------ DATA LISTING ------

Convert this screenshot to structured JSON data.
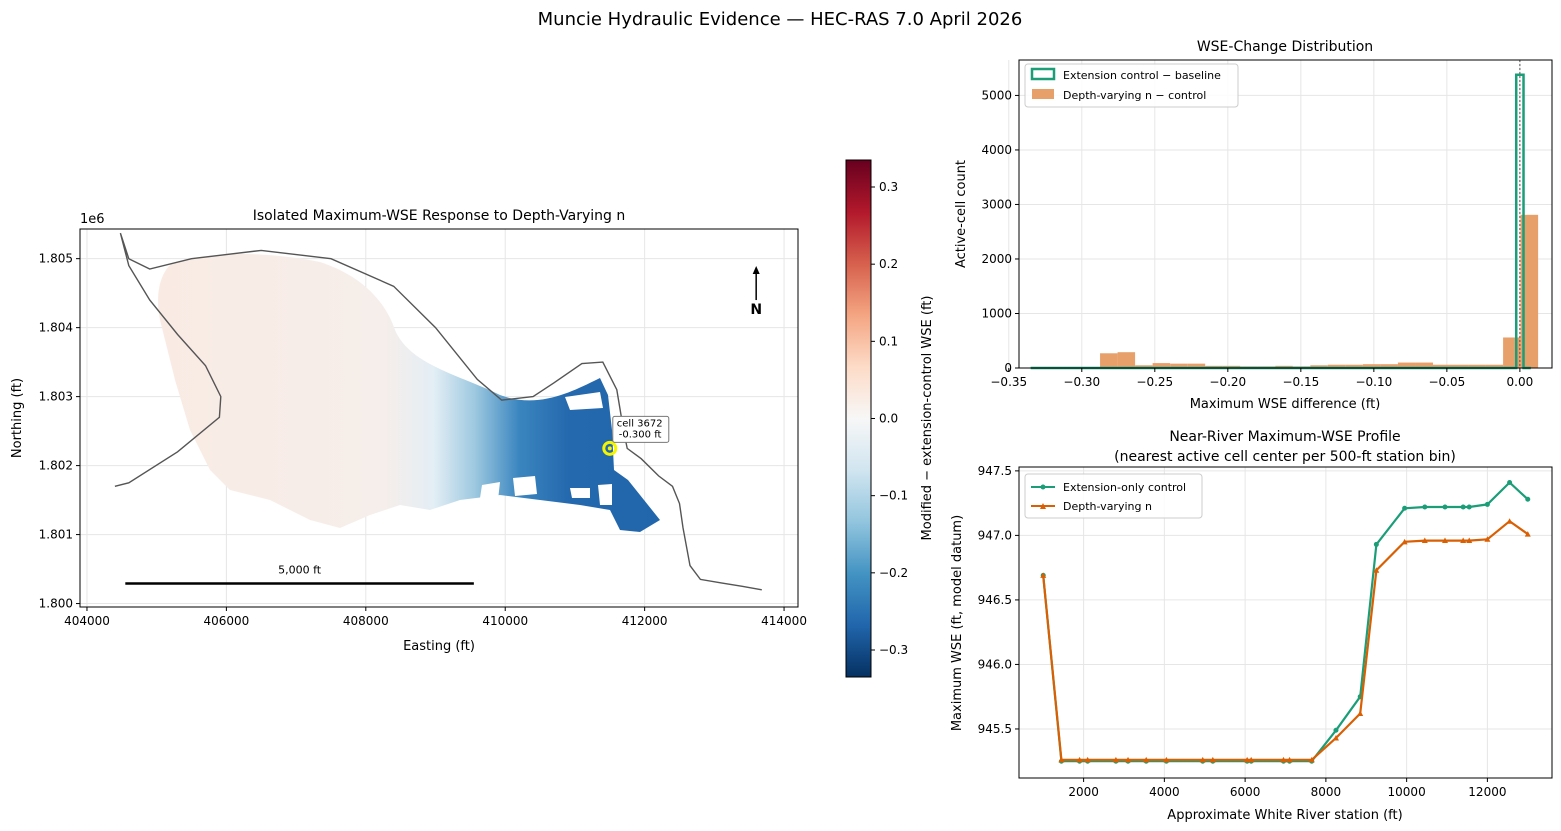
{
  "figure": {
    "suptitle": "Muncie Hydraulic Evidence — HEC-RAS 7.0 April 2026"
  },
  "colors": {
    "green": "#1b9e77",
    "orange": "#d95f02",
    "orange_fill": "#e8a06b",
    "highlight": "#f5f500",
    "neg_strong": "#2166ac",
    "pos_light": "#f9ebe4",
    "neutral": "#f2f2f2"
  },
  "chart_data": [
    {
      "id": "map",
      "type": "heatmap",
      "title": "Isolated Maximum-WSE Response to Depth-Varying n",
      "xlabel": "Easting (ft)",
      "ylabel": "Northing (ft)",
      "y_offset_label": "1e6",
      "xlim": [
        403900,
        414200
      ],
      "ylim": [
        1.79995,
        1.80543
      ],
      "xticks": [
        404000,
        406000,
        408000,
        410000,
        412000,
        414000
      ],
      "yticks": [
        1.8,
        1.801,
        1.802,
        1.803,
        1.804,
        1.805
      ],
      "grid": true,
      "colorbar": {
        "label": "Modified − extension-control WSE (ft)",
        "vmin": -0.335,
        "vmax": 0.335,
        "ticks": [
          -0.3,
          -0.2,
          -0.1,
          0.0,
          0.1,
          0.2,
          0.3
        ],
        "colormap": "RdBu_r"
      },
      "annotation": {
        "line1": "cell 3672",
        "line2": "-0.300 ft",
        "x": 411500,
        "y": 1.80225
      },
      "scale_bar": {
        "label": "5,000 ft",
        "x_start": 404550,
        "x_end": 409550,
        "y": 1.80029
      },
      "north_arrow": {
        "label": "N",
        "x": 413600,
        "y": 1.8044
      },
      "river_centerline": [
        [
          404400,
          1.8017
        ],
        [
          404600,
          1.80175
        ],
        [
          405300,
          1.8022
        ],
        [
          405900,
          1.8027
        ],
        [
          405920,
          1.803
        ],
        [
          405700,
          1.80345
        ],
        [
          405300,
          1.8039
        ],
        [
          404900,
          1.8044
        ],
        [
          404600,
          1.8049
        ],
        [
          404480,
          1.80537
        ],
        [
          404600,
          1.805
        ],
        [
          404900,
          1.80485
        ],
        [
          405500,
          1.805
        ],
        [
          406500,
          1.80512
        ],
        [
          407500,
          1.805
        ],
        [
          408400,
          1.8046
        ],
        [
          409000,
          1.804
        ],
        [
          409600,
          1.80325
        ],
        [
          409950,
          1.80295
        ],
        [
          410400,
          1.803
        ],
        [
          410700,
          1.8032
        ],
        [
          411100,
          1.80348
        ],
        [
          411400,
          1.8035
        ],
        [
          411600,
          1.8031
        ],
        [
          411700,
          1.8025
        ],
        [
          411750,
          1.80225
        ],
        [
          411950,
          1.8021
        ],
        [
          412200,
          1.80185
        ],
        [
          412400,
          1.8017
        ],
        [
          412500,
          1.80145
        ],
        [
          412550,
          1.8011
        ],
        [
          412650,
          1.80055
        ],
        [
          412800,
          1.80035
        ],
        [
          413100,
          1.8003
        ],
        [
          413400,
          1.80025
        ],
        [
          413680,
          1.8002
        ]
      ]
    },
    {
      "id": "hist",
      "type": "bar",
      "title": "WSE-Change Distribution",
      "xlabel": "Maximum WSE difference (ft)",
      "ylabel": "Active-cell count",
      "xlim": [
        -0.343,
        0.022
      ],
      "ylim": [
        0,
        5650
      ],
      "xticks": [
        -0.35,
        -0.3,
        -0.25,
        -0.2,
        -0.15,
        -0.1,
        -0.05,
        0.0
      ],
      "yticks": [
        0,
        1000,
        2000,
        3000,
        4000,
        5000
      ],
      "grid": true,
      "legend_position": "upper left",
      "vline": 0,
      "series": [
        {
          "name": "Extension control − baseline",
          "style": "step",
          "bin_edges": [
            -0.335,
            -0.3,
            -0.25,
            -0.2,
            -0.15,
            -0.1,
            -0.05,
            -0.0025,
            0.0025,
            0.0075
          ],
          "counts": [
            0,
            0,
            0,
            0,
            0,
            0,
            0,
            5380,
            0
          ]
        },
        {
          "name": "Depth-varying n − control",
          "style": "filled",
          "bin_edges": [
            -0.3355,
            -0.3235,
            -0.3115,
            -0.2995,
            -0.2875,
            -0.2755,
            -0.2635,
            -0.2515,
            -0.2395,
            -0.2275,
            -0.2155,
            -0.2035,
            -0.1915,
            -0.1795,
            -0.1675,
            -0.1555,
            -0.1435,
            -0.1315,
            -0.1195,
            -0.1075,
            -0.0955,
            -0.0835,
            -0.0715,
            -0.0595,
            -0.0475,
            -0.0355,
            -0.0235,
            -0.0115,
            0.0005,
            0.0125
          ],
          "counts": [
            10,
            10,
            10,
            10,
            270,
            290,
            50,
            90,
            80,
            80,
            40,
            40,
            30,
            30,
            40,
            30,
            50,
            60,
            60,
            70,
            70,
            100,
            100,
            60,
            60,
            60,
            60,
            560,
            2810
          ]
        }
      ]
    },
    {
      "id": "profile",
      "type": "line",
      "title": "Near-River Maximum-WSE Profile",
      "subtitle": "(nearest active cell center per 500-ft station bin)",
      "xlabel": "Approximate White River station (ft)",
      "ylabel": "Maximum WSE (ft, model datum)",
      "xlim": [
        400,
        13600
      ],
      "ylim": [
        945.12,
        947.53
      ],
      "xticks": [
        2000,
        4000,
        6000,
        8000,
        10000,
        12000
      ],
      "yticks": [
        945.5,
        946.0,
        946.5,
        947.0,
        947.5
      ],
      "grid": true,
      "legend_position": "upper left",
      "x": [
        1000,
        1450,
        1900,
        2100,
        2800,
        3100,
        3550,
        4050,
        4950,
        5200,
        6050,
        6150,
        6950,
        7100,
        7650,
        8250,
        8850,
        9250,
        9950,
        10450,
        10950,
        11400,
        11550,
        12000,
        12550,
        13000
      ],
      "series": [
        {
          "name": "Extension-only control",
          "color": "#1b9e77",
          "marker": "circle",
          "values": [
            946.69,
            945.25,
            945.25,
            945.25,
            945.25,
            945.25,
            945.25,
            945.25,
            945.25,
            945.25,
            945.25,
            945.25,
            945.25,
            945.25,
            945.25,
            945.49,
            945.75,
            946.93,
            947.21,
            947.22,
            947.22,
            947.22,
            947.22,
            947.24,
            947.41,
            947.28
          ]
        },
        {
          "name": "Depth-varying n",
          "color": "#d95f02",
          "marker": "triangle",
          "values": [
            946.69,
            945.26,
            945.26,
            945.26,
            945.26,
            945.26,
            945.26,
            945.26,
            945.26,
            945.26,
            945.26,
            945.26,
            945.26,
            945.26,
            945.26,
            945.43,
            945.62,
            946.73,
            946.95,
            946.96,
            946.96,
            946.96,
            946.96,
            946.97,
            947.11,
            947.01
          ]
        }
      ]
    }
  ]
}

------

» **PROBLEM DETAILS**
Give every line of the material that includes the string "Maximum".

» **THE ANSWER**
      "title": "Isolated Maximum-WSE Response to Depth-Varying n",
      "xlabel": "Maximum WSE difference (ft)",
      "title": "Near-River Maximum-WSE Profile",
      "ylabel": "Maximum WSE (ft, model datum)",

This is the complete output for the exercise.